PASSAGEM CITADA:
<<<<

A principal conclusão do relatório é impressionantemente semelhante ao que está escrito na Great Barrington Declaration que, na altura, foi ostracizada e até ridicularizada pela generalidade da imprensa, essencialmente porque chamava a atenção para a limitação dos efeitos positivos das medidas não farmacológicas e para a dimensão dos seus efeitos negativos, na gestão de uma epidemia, defendendo a “protecção focalizada”: “Como principais conclusões destacamos que a pandemia de COVID-19 teve um impacte de muito elevada intensidade na mortalidade, principalmente devido às mortes por COVID-19. Estes impactes não foram iguais para toda a população, tendo sido mais intenso nos grupos etários mais idosos e nos indivíduos com doenças crónicas. Tal reforça a necessidade de dar prioridade a estes grupos populacionais na preparação e resposta a futuras pandemias, quer na proteção em relação à infeção e suas complicações, quer na prevenção e mitigação dos efeitos secundários das medidas não farmacológicas”.
Ana Paula Rodrigues, a responsável pelo relatório, já quando era difícil não embarcar na histeria geral, escrevia relatórios de avaliação da mortalidade geral em Portugal, chamando a atenção para coisas que vários jornalistas, estatísticos e outros especialistas que o Observador considerava como detentores da verdade, tendiam a omitir, como aconteceu no lamentável episódio do famoso Natal de 2020.
As minhas dúvidas sobre a forma como a meteorologia estava a ser desconsiderada na explicação para o pico de mortalidade desse período (veja-se o gráfico que consta do relatório para perceber a excepcionalidade desse pico na mortalidade) eram bem justificadas, como se demonstra neste relatório de Junho de 2021: “Todos os estratos relativos a Lisboa apresentaram excessos de mortalidade no período identificado pelo FRIESA mesmo retirando a mortalidade específica de causa COVID-19. Sendo estes excessos temporalmente coincidentes com o período identificado e tendo sido retirados os óbitos por causa específica COVID-19, consideramos que estes excessos são potencialmente associados ao frio extremo”.
Mas antes destes relatórios, até escrevi no Observador sobre isso, logo em Fevereiro de 2021.

>>>>

(Entradas guardadas)
<<<<

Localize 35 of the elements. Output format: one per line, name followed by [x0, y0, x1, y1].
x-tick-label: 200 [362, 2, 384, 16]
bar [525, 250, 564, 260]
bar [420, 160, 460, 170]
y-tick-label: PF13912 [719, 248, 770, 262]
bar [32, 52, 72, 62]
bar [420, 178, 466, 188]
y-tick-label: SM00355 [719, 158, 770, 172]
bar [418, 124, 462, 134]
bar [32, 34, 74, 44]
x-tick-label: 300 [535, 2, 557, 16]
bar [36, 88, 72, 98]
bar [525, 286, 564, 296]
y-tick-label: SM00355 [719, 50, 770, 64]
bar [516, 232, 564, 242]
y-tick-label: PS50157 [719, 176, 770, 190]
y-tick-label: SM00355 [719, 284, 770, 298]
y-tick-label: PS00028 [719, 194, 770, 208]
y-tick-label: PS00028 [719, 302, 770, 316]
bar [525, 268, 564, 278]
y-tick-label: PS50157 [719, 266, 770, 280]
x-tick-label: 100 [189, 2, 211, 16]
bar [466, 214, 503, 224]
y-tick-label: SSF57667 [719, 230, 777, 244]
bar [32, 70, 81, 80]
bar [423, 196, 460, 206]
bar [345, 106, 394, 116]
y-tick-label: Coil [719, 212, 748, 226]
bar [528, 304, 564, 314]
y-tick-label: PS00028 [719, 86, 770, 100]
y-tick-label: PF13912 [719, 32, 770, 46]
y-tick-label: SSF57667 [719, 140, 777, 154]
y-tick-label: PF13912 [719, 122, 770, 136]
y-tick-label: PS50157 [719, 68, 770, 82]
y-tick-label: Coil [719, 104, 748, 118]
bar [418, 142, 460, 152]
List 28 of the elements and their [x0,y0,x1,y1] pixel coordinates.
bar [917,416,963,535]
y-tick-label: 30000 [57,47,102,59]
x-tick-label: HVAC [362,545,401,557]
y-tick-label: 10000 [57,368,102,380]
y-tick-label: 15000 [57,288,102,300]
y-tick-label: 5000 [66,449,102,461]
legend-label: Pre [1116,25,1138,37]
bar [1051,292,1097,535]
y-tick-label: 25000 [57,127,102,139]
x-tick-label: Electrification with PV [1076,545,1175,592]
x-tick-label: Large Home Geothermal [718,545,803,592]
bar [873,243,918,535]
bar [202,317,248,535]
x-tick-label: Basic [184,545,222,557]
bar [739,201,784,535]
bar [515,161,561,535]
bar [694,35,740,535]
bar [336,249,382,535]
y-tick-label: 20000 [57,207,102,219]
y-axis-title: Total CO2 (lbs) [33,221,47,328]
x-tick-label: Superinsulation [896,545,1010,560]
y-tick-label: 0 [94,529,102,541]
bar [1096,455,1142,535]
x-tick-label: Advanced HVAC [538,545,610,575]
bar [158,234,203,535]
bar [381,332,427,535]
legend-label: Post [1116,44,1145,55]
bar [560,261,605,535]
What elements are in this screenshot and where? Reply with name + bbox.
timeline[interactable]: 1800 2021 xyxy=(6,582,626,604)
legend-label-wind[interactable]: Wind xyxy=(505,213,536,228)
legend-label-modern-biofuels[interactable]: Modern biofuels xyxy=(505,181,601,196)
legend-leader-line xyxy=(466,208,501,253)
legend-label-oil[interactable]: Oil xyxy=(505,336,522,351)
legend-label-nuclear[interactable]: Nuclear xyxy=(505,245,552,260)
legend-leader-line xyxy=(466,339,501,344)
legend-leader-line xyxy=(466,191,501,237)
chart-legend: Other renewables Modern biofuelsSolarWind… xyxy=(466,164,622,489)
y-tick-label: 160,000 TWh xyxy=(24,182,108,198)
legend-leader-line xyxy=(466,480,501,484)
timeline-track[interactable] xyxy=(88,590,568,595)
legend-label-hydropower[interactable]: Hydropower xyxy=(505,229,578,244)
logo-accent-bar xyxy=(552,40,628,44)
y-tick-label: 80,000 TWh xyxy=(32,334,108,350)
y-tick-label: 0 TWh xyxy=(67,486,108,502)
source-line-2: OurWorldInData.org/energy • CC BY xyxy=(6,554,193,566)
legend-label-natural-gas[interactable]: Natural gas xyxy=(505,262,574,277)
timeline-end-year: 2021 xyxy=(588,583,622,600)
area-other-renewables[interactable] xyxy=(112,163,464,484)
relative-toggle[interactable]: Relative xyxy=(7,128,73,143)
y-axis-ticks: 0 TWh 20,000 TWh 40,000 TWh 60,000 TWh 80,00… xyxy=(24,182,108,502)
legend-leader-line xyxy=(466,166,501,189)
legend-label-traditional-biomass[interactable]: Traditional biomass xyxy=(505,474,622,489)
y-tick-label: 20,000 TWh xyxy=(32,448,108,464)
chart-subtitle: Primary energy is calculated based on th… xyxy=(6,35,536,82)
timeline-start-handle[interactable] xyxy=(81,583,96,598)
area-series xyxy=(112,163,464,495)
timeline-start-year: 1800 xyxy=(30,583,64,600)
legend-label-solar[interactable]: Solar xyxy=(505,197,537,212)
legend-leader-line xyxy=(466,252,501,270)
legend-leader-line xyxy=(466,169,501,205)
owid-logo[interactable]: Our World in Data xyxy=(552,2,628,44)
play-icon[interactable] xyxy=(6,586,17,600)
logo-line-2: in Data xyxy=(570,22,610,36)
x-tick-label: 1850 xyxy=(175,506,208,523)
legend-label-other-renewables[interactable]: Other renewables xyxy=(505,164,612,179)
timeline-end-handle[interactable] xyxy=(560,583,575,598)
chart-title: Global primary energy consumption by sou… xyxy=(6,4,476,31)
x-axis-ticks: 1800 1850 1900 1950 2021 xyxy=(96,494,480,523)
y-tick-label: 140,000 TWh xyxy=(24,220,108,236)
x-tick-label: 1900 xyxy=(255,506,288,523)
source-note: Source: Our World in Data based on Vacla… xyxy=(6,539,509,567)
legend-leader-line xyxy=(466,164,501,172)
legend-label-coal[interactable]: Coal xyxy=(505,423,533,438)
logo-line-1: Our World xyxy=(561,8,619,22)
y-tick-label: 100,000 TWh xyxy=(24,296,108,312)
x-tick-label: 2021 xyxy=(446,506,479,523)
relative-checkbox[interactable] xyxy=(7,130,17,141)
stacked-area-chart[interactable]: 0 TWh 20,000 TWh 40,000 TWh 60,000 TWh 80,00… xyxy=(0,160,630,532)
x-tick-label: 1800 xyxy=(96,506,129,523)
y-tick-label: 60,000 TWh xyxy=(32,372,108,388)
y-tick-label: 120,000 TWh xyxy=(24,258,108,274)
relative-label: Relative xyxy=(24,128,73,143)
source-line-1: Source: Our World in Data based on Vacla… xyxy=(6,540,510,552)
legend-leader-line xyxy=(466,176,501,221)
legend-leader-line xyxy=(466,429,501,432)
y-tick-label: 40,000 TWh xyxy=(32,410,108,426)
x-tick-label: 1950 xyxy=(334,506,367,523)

>>>>

TAREFA ATRIBUÍDA:
Prossiga o texto sobre o relatório de mortalidade na pandemia de COVID-19 a partir da última frase apresentada.

RESPOSTA AO EXERCÍCIO:
Os factos, caro Miguel, os factos são os descritos no relatório em causa, que evidentemente não estava disponível, mas os registos meteorológicos sim, estavam disponíveis praticamente em tempo real: “A análise particular em Lisboa permite concluir que de 30 de Dezembro a 19 de Janeiro as temperaturas mínimas diárias foram inferiores aos valores normais. Identificam-se os dias 27 de Dezembro, 5 e 6 de Janeiro e 12 e 13 de Janeiro com temperatura mínima inferior ao percentil 1 e ainda o dia 18 de Janeiro com temperatura mínima inferior ao percentil 5 (Figura 3.2). O dia 6 de Janeiro foi o que registou a maior diferença para o percentil 1, de -0.9°C”.
O problema do viés da cobertura da imprensa da epidemia, com desconsideração das dúvidas existentes sobre a abordagem maximalista assente em medidas não farmacológicas, não foi a falta de informação, essa estava disponível.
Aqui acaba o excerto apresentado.